Aim
Find the line containing "Serialize everything readable" in the listing below; reproduce it and every line after, exactly. Skip pictures.

Records supplied
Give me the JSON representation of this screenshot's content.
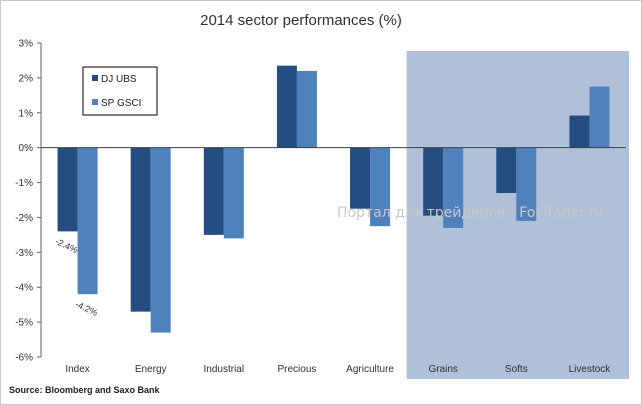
{
  "chart_data": {
    "type": "bar",
    "title": "2014 sector performances (%)",
    "categories": [
      "Index",
      "Energy",
      "Industrial",
      "Precious",
      "Agriculture",
      "Grains",
      "Softs",
      "Livestock"
    ],
    "series": [
      {
        "name": "DJ UBS",
        "color": "#254d80",
        "values": [
          -2.4,
          -4.7,
          -2.5,
          2.35,
          -1.75,
          -1.95,
          -1.3,
          0.92
        ]
      },
      {
        "name": "SP GSCI",
        "color": "#4f81bd",
        "values": [
          -4.2,
          -5.3,
          -2.6,
          2.2,
          -2.25,
          -2.3,
          -2.1,
          1.75
        ]
      }
    ],
    "ylim": [
      -6,
      3
    ],
    "yticks": [
      3,
      2,
      1,
      0,
      -1,
      -2,
      -3,
      -4,
      -5,
      -6
    ],
    "ytick_labels": [
      "3%",
      "2%",
      "1%",
      "0%",
      "-1%",
      "-2%",
      "-3%",
      "-4%",
      "-5%",
      "-6%"
    ],
    "data_labels": [
      {
        "category": "Index",
        "series": "DJ UBS",
        "text": "-2.4%"
      },
      {
        "category": "Index",
        "series": "SP GSCI",
        "text": "-4.2%"
      }
    ],
    "highlight": {
      "from_category": "Grains",
      "to_category": "Livestock",
      "color": "#b0c0d8"
    },
    "legend_position": "top-left",
    "grid": false
  },
  "source_text": "Source: Bloomberg and Saxo Bank",
  "watermark_text": "Портал для трейдеров - ForTrader.ru"
}
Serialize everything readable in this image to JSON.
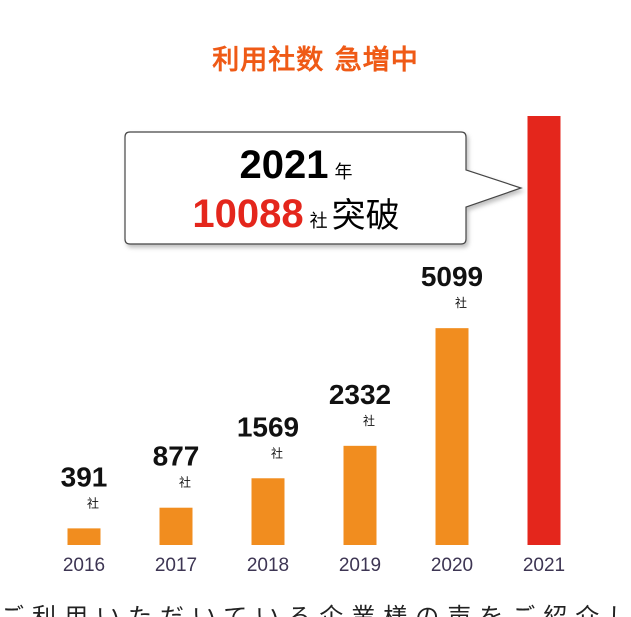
{
  "title": "利用社数 急増中",
  "colors": {
    "title": "#ef5a16",
    "bar": "#f18d1f",
    "highlight_bar": "#e4261c",
    "highlight_number": "#e4261c",
    "value_text": "#111111",
    "axis_text": "#3d3553"
  },
  "callout": {
    "year": "2021",
    "year_unit": "年",
    "count": "10088",
    "count_unit": "社",
    "suffix": "突破"
  },
  "bottom_text": "ご利用いただいている企業様の声をご紹介します",
  "chart_data": {
    "type": "bar",
    "title": "利用社数 急増中",
    "categories": [
      "2016",
      "2017",
      "2018",
      "2019",
      "2020",
      "2021"
    ],
    "values": [
      391,
      877,
      1569,
      2332,
      5099,
      10088
    ],
    "value_labels": [
      "391",
      "877",
      "1569",
      "2332",
      "5099",
      ""
    ],
    "unit": "社",
    "highlight_category": "2021",
    "xlabel": "",
    "ylabel": "",
    "ylim": [
      0,
      10088
    ],
    "grid": false,
    "legend": "none"
  }
}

Complete response
Serialize everything readable in this image to JSON.
{
  "title": "利用社数 急増中",
  "colors": {
    "title": "#ef5a16",
    "bar": "#f18d1f",
    "highlight_bar": "#e4261c",
    "highlight_number": "#e4261c",
    "value_text": "#111111",
    "axis_text": "#3d3553"
  },
  "callout": {
    "year": "2021",
    "year_unit": "年",
    "count": "10088",
    "count_unit": "社",
    "suffix": "突破"
  },
  "bottom_text": "ご利用いただいている企業様の声をご紹介します",
  "chart_data": {
    "type": "bar",
    "title": "利用社数 急増中",
    "categories": [
      "2016",
      "2017",
      "2018",
      "2019",
      "2020",
      "2021"
    ],
    "values": [
      391,
      877,
      1569,
      2332,
      5099,
      10088
    ],
    "value_labels": [
      "391",
      "877",
      "1569",
      "2332",
      "5099",
      ""
    ],
    "unit": "社",
    "highlight_category": "2021",
    "xlabel": "",
    "ylabel": "",
    "ylim": [
      0,
      10088
    ],
    "grid": false,
    "legend": "none"
  }
}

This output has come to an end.